**Short problem**
Write out, unchanged, the lines from the one holding "Read out every word on this page." to the close of the listing. Both the first and last lines belong in it.

------------------------------

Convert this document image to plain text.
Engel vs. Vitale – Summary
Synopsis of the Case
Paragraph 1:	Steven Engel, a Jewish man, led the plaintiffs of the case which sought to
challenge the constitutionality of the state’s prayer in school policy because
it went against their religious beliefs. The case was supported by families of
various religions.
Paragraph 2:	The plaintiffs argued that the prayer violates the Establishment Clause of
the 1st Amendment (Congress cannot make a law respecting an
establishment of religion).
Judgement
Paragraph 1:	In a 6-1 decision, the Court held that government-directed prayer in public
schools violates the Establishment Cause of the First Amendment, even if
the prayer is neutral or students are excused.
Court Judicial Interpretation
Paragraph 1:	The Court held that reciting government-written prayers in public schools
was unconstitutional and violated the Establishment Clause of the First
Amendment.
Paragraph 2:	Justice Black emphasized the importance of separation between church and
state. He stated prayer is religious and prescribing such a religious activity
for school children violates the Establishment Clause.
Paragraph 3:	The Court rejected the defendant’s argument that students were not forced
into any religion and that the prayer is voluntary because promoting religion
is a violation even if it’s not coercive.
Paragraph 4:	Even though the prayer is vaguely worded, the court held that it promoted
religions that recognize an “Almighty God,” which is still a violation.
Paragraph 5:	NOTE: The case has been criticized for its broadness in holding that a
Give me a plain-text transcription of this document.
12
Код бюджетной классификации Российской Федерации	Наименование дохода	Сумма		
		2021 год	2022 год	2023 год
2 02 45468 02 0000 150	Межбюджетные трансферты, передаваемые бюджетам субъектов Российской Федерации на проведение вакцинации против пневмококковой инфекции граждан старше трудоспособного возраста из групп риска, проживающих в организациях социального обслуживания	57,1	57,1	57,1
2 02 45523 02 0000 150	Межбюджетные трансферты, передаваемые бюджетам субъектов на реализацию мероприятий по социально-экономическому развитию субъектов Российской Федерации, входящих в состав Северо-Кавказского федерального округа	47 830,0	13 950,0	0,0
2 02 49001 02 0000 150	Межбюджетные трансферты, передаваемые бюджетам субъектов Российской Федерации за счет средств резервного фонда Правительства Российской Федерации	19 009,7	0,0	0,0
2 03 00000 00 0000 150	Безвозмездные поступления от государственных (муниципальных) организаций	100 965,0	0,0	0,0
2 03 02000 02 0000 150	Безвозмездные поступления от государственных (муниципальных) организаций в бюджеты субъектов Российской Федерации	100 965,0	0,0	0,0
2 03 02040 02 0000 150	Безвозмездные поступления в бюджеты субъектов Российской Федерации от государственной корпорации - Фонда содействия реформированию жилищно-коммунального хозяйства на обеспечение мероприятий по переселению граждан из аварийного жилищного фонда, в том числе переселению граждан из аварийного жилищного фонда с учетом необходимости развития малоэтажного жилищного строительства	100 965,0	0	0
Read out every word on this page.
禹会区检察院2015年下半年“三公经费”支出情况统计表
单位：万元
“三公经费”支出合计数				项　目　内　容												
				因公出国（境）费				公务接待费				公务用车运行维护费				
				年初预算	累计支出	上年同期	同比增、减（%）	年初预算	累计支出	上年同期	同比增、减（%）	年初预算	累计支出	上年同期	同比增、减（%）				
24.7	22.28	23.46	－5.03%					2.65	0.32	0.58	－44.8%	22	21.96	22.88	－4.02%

------------------------------

**Written solution**
Read out every word on this page.
禹会区检察院2015年下半年“三公经费”支出情况统计表
单位：万元
“三公经费”支出合计数				项　目　内　容												
				因公出国（境）费				公务接待费				公务用车运行维护费				
				年初预算	累计支出	上年同期	同比增、减（%）	年初预算	累计支出	上年同期	同比增、减（%）	年初预算	累计支出	上年同期	同比增、减（%）				
24.7	22.28	23.46	－5.03%					2.65	0.32	0.58	－44.8%	22	21.96	22.88	－4.02%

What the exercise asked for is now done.